Extracted data entries
──────

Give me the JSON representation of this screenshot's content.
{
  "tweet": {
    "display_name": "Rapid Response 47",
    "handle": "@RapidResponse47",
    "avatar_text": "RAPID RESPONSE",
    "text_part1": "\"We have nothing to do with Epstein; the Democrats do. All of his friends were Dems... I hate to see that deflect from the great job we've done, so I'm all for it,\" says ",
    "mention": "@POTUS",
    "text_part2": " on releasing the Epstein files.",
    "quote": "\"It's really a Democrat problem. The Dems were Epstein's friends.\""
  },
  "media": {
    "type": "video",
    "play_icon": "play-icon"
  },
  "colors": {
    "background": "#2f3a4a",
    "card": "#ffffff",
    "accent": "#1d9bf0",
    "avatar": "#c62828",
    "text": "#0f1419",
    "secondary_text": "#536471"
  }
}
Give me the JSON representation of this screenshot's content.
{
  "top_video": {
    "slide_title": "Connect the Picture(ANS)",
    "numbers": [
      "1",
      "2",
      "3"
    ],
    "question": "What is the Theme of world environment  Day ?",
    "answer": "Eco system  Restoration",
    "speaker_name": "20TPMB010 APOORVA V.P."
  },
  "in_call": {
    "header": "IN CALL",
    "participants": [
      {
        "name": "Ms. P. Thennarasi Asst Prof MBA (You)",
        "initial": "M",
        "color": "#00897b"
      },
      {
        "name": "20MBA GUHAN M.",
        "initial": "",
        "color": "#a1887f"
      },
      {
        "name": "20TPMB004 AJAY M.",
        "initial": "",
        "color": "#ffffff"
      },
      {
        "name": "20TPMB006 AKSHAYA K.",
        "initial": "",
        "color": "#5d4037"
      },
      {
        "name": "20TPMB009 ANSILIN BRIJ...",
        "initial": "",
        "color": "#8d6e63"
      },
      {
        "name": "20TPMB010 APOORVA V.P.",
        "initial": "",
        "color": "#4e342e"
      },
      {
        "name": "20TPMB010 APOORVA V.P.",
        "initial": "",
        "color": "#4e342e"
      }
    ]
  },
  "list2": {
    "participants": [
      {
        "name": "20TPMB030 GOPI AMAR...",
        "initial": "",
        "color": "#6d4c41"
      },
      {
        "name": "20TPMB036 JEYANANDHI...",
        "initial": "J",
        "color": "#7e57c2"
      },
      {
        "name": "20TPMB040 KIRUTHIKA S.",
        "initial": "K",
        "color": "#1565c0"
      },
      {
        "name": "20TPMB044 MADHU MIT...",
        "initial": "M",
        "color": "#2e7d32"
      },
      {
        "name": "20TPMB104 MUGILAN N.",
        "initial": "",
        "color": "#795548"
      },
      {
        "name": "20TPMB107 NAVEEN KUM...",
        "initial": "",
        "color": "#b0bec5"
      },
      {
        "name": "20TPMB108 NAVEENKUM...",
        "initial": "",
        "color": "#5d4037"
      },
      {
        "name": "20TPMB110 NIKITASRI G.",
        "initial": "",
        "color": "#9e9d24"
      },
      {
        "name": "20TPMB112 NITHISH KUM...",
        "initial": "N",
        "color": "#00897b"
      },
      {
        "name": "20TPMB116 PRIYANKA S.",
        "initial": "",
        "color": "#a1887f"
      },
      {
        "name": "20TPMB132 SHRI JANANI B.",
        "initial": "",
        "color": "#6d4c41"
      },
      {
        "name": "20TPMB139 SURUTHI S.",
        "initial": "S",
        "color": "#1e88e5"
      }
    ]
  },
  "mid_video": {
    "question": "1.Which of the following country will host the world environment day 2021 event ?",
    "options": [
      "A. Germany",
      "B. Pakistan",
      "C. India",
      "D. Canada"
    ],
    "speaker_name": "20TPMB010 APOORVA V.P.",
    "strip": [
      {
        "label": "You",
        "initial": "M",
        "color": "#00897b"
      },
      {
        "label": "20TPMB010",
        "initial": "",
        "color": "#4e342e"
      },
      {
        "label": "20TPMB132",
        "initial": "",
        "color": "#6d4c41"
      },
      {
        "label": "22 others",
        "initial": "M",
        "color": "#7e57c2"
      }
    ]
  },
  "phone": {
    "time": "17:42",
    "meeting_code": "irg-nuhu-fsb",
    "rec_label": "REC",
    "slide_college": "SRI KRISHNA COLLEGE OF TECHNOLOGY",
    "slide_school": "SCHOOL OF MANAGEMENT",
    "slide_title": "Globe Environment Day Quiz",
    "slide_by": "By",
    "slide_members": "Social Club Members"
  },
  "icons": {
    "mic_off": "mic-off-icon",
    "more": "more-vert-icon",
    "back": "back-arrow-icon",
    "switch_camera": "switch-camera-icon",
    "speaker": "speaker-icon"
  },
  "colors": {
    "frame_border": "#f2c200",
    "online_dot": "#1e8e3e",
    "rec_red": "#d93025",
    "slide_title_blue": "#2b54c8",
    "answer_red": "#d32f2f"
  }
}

──────

▸ Given instruction:
Return all lines containing "were".

▸ Response to this task:
    "text_part1": "\"We have nothing to do with Epstein; the Democrats do. All of his friends were Dems... I hate to see that deflect from the great job we've done, so I'm all for it,\" says ",
    "quote": "\"It's really a Democrat problem. The Dems were Epstein's friends.\""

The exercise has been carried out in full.